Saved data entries
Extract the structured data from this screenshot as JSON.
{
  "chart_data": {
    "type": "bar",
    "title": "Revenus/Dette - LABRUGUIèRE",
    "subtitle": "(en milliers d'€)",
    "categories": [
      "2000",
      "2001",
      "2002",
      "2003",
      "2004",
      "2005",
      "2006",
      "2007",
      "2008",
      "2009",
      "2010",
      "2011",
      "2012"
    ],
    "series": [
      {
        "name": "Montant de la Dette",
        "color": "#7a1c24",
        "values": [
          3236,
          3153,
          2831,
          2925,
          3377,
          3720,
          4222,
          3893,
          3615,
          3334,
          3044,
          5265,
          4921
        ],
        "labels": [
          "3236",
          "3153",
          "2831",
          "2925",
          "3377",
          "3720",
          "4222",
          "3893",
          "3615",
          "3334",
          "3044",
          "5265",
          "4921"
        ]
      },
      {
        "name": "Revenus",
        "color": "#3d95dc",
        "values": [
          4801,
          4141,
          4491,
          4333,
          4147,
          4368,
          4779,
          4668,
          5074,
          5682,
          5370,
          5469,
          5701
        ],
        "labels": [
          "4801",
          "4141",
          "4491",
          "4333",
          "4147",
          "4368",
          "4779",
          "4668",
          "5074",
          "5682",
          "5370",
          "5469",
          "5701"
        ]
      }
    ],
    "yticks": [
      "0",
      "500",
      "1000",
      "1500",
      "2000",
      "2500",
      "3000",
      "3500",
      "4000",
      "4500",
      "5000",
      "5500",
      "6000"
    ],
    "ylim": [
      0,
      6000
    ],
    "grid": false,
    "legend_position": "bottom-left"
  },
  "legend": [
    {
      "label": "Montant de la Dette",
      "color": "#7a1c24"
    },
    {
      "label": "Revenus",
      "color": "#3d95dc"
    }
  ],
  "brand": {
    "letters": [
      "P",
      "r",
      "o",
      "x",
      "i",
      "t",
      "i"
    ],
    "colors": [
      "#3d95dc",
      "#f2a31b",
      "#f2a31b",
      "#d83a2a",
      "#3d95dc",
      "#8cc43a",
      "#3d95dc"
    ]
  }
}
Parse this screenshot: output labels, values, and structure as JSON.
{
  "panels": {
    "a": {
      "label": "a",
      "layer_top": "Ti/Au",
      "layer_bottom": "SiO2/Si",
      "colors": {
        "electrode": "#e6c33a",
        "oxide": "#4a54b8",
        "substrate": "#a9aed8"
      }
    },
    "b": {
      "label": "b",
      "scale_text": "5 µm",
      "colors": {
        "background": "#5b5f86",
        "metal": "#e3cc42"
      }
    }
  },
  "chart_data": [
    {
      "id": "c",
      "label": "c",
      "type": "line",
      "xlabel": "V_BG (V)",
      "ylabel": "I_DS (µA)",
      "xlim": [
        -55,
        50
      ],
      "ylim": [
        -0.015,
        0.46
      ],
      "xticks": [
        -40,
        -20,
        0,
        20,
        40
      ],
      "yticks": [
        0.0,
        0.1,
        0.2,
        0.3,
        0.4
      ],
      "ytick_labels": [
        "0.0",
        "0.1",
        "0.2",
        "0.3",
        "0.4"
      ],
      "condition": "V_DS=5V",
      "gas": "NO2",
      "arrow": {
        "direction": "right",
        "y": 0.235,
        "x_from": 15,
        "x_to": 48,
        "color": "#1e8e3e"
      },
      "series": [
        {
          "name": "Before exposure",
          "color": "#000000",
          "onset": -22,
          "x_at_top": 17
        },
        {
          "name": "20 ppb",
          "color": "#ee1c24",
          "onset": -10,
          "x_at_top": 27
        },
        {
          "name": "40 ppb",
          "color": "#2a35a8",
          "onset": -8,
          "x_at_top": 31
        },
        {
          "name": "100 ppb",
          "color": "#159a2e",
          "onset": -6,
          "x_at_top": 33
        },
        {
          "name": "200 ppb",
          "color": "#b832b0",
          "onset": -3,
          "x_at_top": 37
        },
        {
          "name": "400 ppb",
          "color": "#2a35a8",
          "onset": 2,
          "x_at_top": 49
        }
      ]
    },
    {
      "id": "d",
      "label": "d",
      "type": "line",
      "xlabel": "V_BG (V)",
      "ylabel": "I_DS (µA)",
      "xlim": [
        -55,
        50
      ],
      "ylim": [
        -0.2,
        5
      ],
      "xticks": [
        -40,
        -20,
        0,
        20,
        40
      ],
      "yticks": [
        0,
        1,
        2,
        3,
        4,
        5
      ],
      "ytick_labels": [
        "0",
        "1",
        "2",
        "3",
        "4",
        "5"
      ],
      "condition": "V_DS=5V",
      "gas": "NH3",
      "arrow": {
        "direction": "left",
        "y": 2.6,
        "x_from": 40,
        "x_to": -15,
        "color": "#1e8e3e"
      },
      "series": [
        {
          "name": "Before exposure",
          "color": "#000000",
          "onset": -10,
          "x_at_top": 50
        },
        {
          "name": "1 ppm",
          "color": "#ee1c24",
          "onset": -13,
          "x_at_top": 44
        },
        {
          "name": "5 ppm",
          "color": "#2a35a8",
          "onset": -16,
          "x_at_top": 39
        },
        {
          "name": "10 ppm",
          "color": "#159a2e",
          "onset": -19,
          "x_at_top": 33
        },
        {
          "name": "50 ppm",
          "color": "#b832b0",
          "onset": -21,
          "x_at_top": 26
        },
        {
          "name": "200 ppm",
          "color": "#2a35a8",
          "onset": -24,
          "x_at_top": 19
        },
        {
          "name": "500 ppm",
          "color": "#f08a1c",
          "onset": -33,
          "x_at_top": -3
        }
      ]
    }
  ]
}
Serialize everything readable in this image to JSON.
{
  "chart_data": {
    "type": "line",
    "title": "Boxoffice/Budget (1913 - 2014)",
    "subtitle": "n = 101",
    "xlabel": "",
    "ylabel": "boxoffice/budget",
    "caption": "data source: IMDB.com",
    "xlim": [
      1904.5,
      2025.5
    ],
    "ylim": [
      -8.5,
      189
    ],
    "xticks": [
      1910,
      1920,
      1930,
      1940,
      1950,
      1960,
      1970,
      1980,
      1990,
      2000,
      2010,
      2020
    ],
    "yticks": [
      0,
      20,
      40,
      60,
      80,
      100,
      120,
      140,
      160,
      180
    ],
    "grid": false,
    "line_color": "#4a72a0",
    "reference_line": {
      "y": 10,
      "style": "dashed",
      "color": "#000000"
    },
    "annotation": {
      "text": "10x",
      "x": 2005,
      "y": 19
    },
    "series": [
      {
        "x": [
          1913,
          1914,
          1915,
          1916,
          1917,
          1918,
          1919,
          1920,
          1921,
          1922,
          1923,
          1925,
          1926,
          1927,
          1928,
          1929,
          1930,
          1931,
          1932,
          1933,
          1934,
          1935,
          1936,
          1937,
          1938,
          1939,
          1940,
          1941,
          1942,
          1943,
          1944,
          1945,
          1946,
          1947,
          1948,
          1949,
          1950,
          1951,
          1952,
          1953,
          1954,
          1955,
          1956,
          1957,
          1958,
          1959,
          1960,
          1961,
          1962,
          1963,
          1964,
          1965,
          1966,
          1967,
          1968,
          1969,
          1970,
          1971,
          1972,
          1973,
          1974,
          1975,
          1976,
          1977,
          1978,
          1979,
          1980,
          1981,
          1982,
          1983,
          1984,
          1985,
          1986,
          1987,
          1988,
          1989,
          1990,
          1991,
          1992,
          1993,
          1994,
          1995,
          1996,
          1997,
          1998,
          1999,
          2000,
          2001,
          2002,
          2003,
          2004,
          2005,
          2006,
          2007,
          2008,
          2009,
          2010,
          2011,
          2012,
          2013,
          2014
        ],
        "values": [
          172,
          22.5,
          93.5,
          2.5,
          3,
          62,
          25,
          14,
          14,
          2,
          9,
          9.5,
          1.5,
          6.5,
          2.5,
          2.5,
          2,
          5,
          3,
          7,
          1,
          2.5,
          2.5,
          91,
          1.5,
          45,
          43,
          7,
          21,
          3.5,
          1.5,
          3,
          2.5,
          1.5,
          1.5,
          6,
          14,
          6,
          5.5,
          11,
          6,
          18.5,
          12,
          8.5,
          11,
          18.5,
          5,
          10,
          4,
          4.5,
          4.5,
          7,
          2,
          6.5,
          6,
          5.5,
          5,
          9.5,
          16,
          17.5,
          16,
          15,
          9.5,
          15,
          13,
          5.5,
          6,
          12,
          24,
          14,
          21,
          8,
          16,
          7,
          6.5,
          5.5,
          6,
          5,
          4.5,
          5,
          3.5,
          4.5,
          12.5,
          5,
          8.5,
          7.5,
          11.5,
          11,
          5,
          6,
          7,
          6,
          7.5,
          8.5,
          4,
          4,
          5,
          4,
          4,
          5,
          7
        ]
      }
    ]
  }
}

§ The request
Go through the material line by line. Show each line that contains the string "type".

§ Task solution
    "type": "bar",
      "type": "line",
      "type": "line",
    "type": "line",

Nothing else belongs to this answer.